──────── INFORMATION SHOWN ────────
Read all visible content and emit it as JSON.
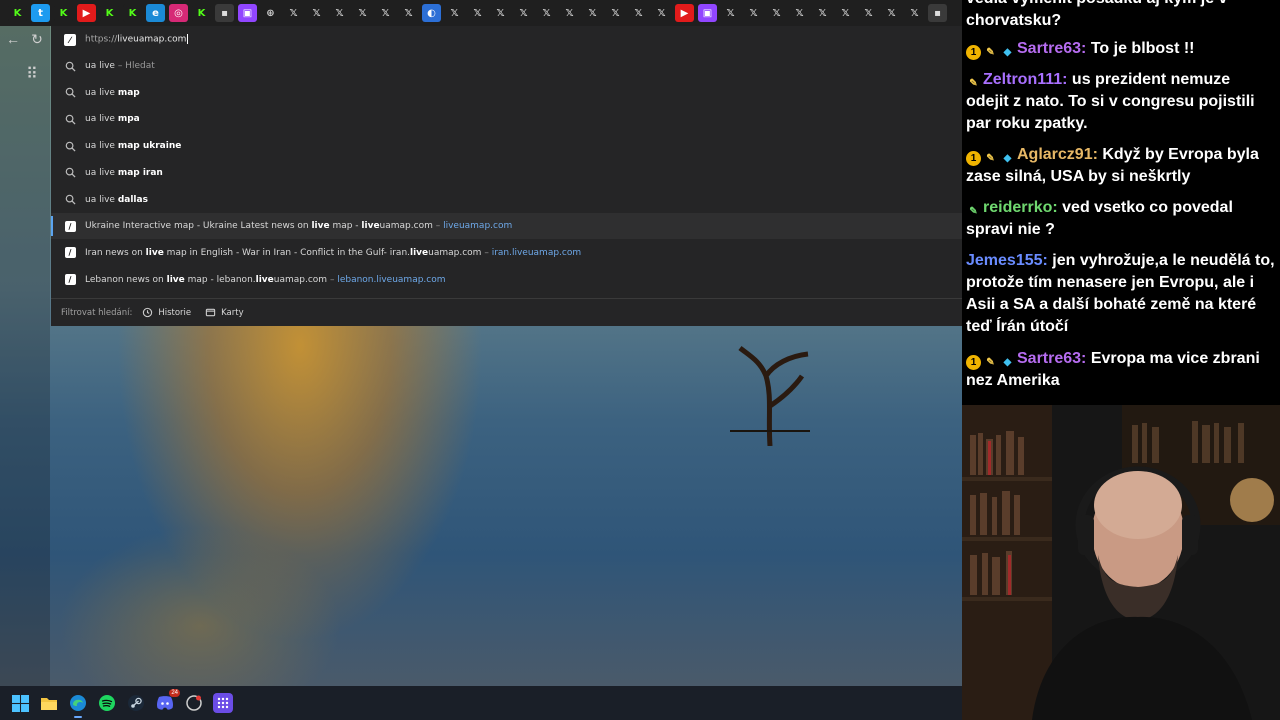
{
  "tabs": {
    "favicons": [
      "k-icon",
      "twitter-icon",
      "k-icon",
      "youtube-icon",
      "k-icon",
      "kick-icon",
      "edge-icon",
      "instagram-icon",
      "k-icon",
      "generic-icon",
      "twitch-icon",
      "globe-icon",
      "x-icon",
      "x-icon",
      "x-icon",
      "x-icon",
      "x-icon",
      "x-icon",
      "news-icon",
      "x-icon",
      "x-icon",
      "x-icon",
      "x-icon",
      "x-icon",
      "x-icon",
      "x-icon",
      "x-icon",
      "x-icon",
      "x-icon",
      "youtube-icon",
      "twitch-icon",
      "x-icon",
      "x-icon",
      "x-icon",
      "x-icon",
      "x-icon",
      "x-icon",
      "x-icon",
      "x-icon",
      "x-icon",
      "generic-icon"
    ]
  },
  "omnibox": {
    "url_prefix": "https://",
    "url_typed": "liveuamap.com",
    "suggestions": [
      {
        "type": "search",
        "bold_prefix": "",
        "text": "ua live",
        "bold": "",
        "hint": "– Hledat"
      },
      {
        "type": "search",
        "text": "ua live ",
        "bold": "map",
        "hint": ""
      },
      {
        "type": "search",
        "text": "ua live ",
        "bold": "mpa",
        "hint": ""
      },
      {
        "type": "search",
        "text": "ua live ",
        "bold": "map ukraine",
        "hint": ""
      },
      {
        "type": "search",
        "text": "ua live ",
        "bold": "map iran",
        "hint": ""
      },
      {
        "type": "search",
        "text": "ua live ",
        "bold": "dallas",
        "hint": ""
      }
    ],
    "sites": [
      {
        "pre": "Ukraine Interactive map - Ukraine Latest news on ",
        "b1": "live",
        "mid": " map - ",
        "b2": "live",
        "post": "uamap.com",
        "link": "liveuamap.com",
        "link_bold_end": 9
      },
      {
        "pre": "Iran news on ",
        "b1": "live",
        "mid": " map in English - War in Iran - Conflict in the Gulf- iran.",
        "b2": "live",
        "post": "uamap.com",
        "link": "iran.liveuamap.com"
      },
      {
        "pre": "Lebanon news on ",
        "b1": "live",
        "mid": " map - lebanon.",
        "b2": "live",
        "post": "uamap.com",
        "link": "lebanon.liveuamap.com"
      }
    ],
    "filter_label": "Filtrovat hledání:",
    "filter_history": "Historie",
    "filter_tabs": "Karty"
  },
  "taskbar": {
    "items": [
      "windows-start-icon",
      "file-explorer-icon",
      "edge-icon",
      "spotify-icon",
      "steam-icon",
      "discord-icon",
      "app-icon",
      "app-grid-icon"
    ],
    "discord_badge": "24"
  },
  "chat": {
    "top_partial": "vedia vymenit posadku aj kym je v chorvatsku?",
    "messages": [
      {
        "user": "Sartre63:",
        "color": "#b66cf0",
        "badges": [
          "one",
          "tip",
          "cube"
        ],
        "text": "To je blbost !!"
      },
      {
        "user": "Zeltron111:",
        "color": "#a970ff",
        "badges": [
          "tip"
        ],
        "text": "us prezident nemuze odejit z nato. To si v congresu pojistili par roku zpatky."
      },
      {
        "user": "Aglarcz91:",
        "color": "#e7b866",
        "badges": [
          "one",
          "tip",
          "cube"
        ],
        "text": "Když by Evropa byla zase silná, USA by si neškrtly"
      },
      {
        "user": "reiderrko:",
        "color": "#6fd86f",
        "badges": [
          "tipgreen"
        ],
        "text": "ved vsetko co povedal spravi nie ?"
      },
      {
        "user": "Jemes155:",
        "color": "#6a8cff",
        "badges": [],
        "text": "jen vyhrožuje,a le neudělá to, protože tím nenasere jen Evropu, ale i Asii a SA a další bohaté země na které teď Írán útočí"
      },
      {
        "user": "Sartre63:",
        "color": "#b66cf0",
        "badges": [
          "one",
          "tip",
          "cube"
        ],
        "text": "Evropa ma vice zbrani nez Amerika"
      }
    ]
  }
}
────────
──────── INFORMATION SHOWN ────────
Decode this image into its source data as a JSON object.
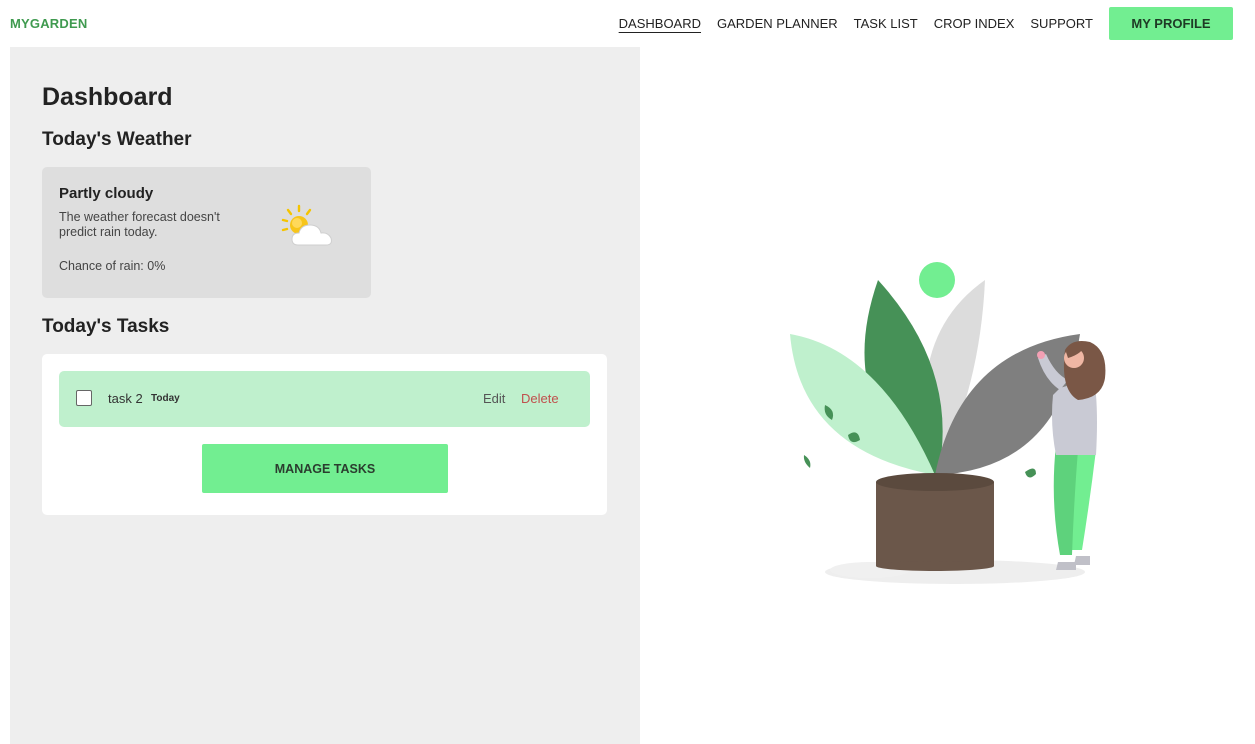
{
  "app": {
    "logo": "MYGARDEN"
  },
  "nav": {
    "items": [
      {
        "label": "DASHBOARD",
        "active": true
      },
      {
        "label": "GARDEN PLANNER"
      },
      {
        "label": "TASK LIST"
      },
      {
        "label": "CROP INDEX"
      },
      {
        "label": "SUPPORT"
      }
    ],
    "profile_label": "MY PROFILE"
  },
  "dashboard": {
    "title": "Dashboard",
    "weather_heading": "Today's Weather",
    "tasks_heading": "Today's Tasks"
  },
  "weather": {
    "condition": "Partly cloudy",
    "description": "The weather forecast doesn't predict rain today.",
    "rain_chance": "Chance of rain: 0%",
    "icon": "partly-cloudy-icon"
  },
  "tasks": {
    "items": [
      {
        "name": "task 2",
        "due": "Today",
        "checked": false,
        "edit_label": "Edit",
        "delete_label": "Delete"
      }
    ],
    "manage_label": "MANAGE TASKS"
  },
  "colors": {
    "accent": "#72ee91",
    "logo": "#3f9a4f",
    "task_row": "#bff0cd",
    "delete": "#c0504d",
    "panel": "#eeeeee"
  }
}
────────
**WHAT IS EXPECTED**
Report all lines of the data that include the word "JSON".

**EXPECTED OUTPUT**
Read all visible content and emit it as JSON.
Decode this image into its source data as a JSON object.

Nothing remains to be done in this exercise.